» **What the task asks**
Repeat the data that follows, word for word, without the images.

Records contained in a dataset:
========

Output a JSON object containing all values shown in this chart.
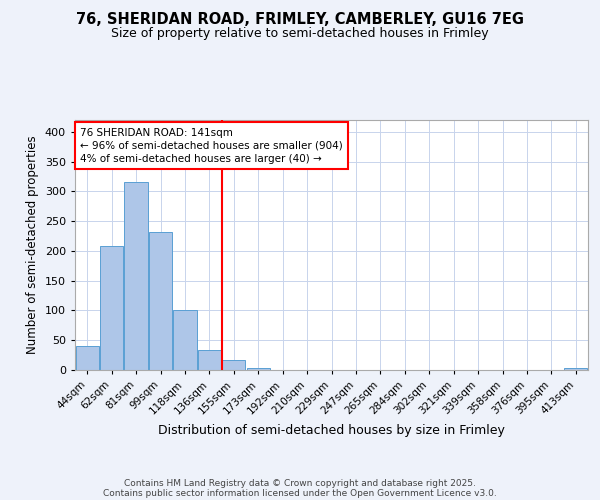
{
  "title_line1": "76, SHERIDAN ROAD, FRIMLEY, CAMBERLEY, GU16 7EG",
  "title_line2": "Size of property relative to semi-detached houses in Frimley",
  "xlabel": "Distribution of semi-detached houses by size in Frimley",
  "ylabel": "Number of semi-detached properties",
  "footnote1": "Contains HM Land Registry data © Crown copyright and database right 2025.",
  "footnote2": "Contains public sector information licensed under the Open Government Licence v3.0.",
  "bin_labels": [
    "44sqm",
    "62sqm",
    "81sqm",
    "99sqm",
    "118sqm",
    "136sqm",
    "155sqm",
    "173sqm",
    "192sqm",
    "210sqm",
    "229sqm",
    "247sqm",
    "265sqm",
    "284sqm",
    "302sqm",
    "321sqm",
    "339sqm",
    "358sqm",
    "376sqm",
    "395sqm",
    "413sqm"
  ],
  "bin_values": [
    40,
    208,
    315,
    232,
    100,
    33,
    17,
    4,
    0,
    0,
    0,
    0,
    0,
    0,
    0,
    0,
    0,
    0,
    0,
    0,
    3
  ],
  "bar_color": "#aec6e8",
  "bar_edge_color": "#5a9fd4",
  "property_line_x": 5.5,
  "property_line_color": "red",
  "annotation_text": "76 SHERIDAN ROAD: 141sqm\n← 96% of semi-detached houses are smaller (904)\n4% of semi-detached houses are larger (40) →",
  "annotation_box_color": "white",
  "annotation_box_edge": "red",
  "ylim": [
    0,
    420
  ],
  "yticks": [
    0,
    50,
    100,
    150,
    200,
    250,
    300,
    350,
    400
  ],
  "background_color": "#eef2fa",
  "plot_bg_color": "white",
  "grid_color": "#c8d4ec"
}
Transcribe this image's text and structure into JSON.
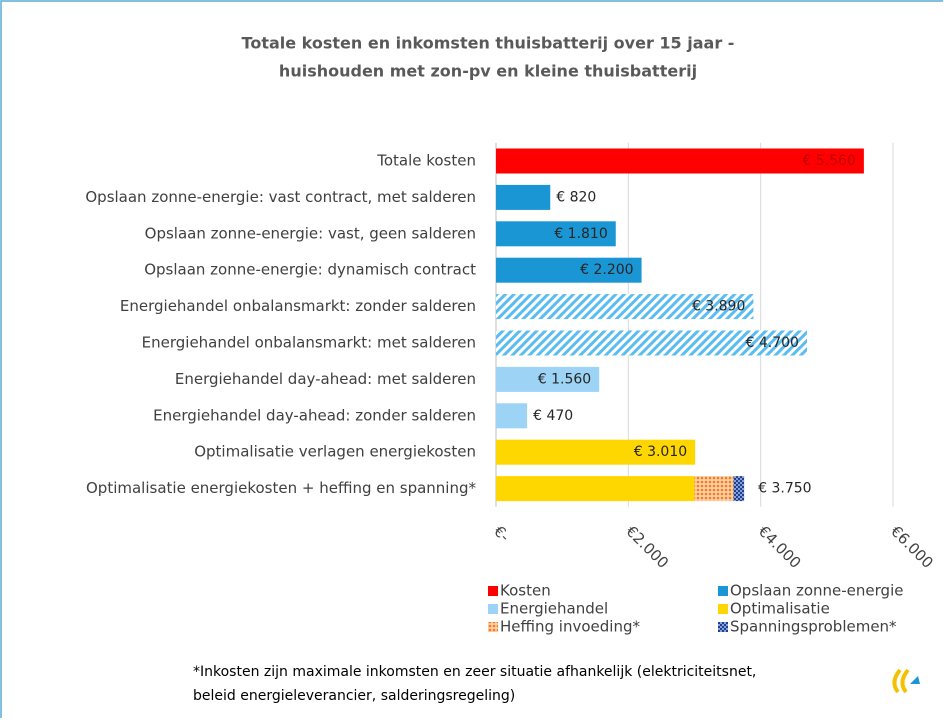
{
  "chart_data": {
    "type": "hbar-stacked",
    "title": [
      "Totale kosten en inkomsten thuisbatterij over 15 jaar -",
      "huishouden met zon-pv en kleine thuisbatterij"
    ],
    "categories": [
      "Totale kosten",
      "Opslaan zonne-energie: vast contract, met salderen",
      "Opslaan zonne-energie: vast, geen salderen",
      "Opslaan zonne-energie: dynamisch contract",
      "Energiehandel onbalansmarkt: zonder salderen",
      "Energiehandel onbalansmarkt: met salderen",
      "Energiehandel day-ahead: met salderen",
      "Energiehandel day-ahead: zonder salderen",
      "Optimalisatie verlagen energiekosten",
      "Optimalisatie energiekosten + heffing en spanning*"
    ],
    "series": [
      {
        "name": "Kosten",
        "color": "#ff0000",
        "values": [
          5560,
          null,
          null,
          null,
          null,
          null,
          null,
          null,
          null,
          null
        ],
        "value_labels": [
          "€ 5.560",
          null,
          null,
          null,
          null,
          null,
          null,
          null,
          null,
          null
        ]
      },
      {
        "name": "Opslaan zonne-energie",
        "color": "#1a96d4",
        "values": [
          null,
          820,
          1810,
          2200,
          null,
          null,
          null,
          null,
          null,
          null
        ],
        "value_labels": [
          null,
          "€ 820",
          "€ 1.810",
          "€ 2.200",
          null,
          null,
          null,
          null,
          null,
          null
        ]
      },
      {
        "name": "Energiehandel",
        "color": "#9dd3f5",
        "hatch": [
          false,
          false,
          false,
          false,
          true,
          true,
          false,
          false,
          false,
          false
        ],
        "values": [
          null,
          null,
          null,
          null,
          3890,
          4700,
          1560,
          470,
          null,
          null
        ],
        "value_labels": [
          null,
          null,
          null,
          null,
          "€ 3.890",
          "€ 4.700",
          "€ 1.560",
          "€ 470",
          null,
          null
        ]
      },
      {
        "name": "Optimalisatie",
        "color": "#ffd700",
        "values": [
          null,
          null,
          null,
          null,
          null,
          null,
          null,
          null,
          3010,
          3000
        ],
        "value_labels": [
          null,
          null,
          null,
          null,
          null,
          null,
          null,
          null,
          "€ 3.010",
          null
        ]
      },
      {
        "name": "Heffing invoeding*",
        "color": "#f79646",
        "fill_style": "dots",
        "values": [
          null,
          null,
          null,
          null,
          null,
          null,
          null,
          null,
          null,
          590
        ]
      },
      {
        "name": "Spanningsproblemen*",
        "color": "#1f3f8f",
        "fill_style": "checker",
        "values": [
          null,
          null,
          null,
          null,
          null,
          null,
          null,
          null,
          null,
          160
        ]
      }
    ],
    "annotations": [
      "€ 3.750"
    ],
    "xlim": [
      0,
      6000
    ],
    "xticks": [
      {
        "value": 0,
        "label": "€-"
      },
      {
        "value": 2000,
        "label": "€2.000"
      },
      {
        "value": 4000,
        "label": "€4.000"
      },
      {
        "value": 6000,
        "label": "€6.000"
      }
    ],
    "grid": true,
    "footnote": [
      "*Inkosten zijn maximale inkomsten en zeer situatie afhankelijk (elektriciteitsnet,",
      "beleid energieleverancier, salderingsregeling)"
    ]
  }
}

========

» **Response to the exercise**
Output a JSON object containing all values shown in this chart.
{
  "title_line1": "76, SHERIDAN ROAD, FRIMLEY, CAMBERLEY, GU16 7EG",
  "title_line2": "Size of property relative to semi-detached houses in Frimley",
  "xlabel": "Distribution of semi-detached houses by size in Frimley",
  "ylabel": "Number of semi-detached properties",
  "footnote1": "Contains HM Land Registry data © Crown copyright and database right 2025.",
  "footnote2": "Contains public sector information licensed under the Open Government Licence v3.0.",
  "bin_labels": [
    "44sqm",
    "62sqm",
    "81sqm",
    "99sqm",
    "118sqm",
    "136sqm",
    "155sqm",
    "173sqm",
    "192sqm",
    "210sqm",
    "229sqm",
    "247sqm",
    "265sqm",
    "284sqm",
    "302sqm",
    "321sqm",
    "339sqm",
    "358sqm",
    "376sqm",
    "395sqm",
    "413sqm"
  ],
  "bin_values": [
    40,
    208,
    315,
    232,
    100,
    33,
    17,
    4,
    0,
    0,
    0,
    0,
    0,
    0,
    0,
    0,
    0,
    0,
    0,
    0,
    3
  ],
  "bar_color": "#aec6e8",
  "bar_edge_color": "#5a9fd4",
  "property_line_x": 5.5,
  "property_line_color": "red",
  "annotation_text": "76 SHERIDAN ROAD: 141sqm\n← 96% of semi-detached houses are smaller (904)\n4% of semi-detached houses are larger (40) →",
  "annotation_box_color": "white",
  "annotation_box_edge": "red",
  "ylim": [
    0,
    420
  ],
  "yticks": [
    0,
    50,
    100,
    150,
    200,
    250,
    300,
    350,
    400
  ],
  "background_color": "#eef2fa",
  "plot_bg_color": "white",
  "grid_color": "#c8d4ec"
}
Transcribe this image's text and structure into JSON.
{
  "chart_data": {
    "type": "hbar-stacked",
    "title": [
      "Totale kosten en inkomsten thuisbatterij over 15 jaar -",
      "huishouden met zon-pv en kleine thuisbatterij"
    ],
    "categories": [
      "Totale kosten",
      "Opslaan zonne-energie: vast contract, met salderen",
      "Opslaan zonne-energie: vast, geen salderen",
      "Opslaan zonne-energie: dynamisch contract",
      "Energiehandel onbalansmarkt: zonder salderen",
      "Energiehandel onbalansmarkt: met salderen",
      "Energiehandel day-ahead: met salderen",
      "Energiehandel day-ahead: zonder salderen",
      "Optimalisatie verlagen energiekosten",
      "Optimalisatie energiekosten + heffing en spanning*"
    ],
    "series": [
      {
        "name": "Kosten",
        "color": "#ff0000",
        "values": [
          5560,
          null,
          null,
          null,
          null,
          null,
          null,
          null,
          null,
          null
        ],
        "value_labels": [
          "€ 5.560",
          null,
          null,
          null,
          null,
          null,
          null,
          null,
          null,
          null
        ]
      },
      {
        "name": "Opslaan zonne-energie",
        "color": "#1a96d4",
        "values": [
          null,
          820,
          1810,
          2200,
          null,
          null,
          null,
          null,
          null,
          null
        ],
        "value_labels": [
          null,
          "€ 820",
          "€ 1.810",
          "€ 2.200",
          null,
          null,
          null,
          null,
          null,
          null
        ]
      },
      {
        "name": "Energiehandel",
        "color": "#9dd3f5",
        "hatch": [
          false,
          false,
          false,
          false,
          true,
          true,
          false,
          false,
          false,
          false
        ],
        "values": [
          null,
          null,
          null,
          null,
          3890,
          4700,
          1560,
          470,
          null,
          null
        ],
        "value_labels": [
          null,
          null,
          null,
          null,
          "€ 3.890",
          "€ 4.700",
          "€ 1.560",
          "€ 470",
          null,
          null
        ]
      },
      {
        "name": "Optimalisatie",
        "color": "#ffd700",
        "values": [
          null,
          null,
          null,
          null,
          null,
          null,
          null,
          null,
          3010,
          3000
        ],
        "value_labels": [
          null,
          null,
          null,
          null,
          null,
          null,
          null,
          null,
          "€ 3.010",
          null
        ]
      },
      {
        "name": "Heffing invoeding*",
        "color": "#f79646",
        "fill_style": "dots",
        "values": [
          null,
          null,
          null,
          null,
          null,
          null,
          null,
          null,
          null,
          590
        ]
      },
      {
        "name": "Spanningsproblemen*",
        "color": "#1f3f8f",
        "fill_style": "checker",
        "values": [
          null,
          null,
          null,
          null,
          null,
          null,
          null,
          null,
          null,
          160
        ]
      }
    ],
    "annotations": [
      "€ 3.750"
    ],
    "xlim": [
      0,
      6000
    ],
    "xticks": [
      {
        "value": 0,
        "label": "€-"
      },
      {
        "value": 2000,
        "label": "€2.000"
      },
      {
        "value": 4000,
        "label": "€4.000"
      },
      {
        "value": 6000,
        "label": "€6.000"
      }
    ],
    "grid": true,
    "footnote": [
      "*Inkosten zijn maximale inkomsten en zeer situatie afhankelijk (elektriciteitsnet,",
      "beleid energieleverancier, salderingsregeling)"
    ]
  }
}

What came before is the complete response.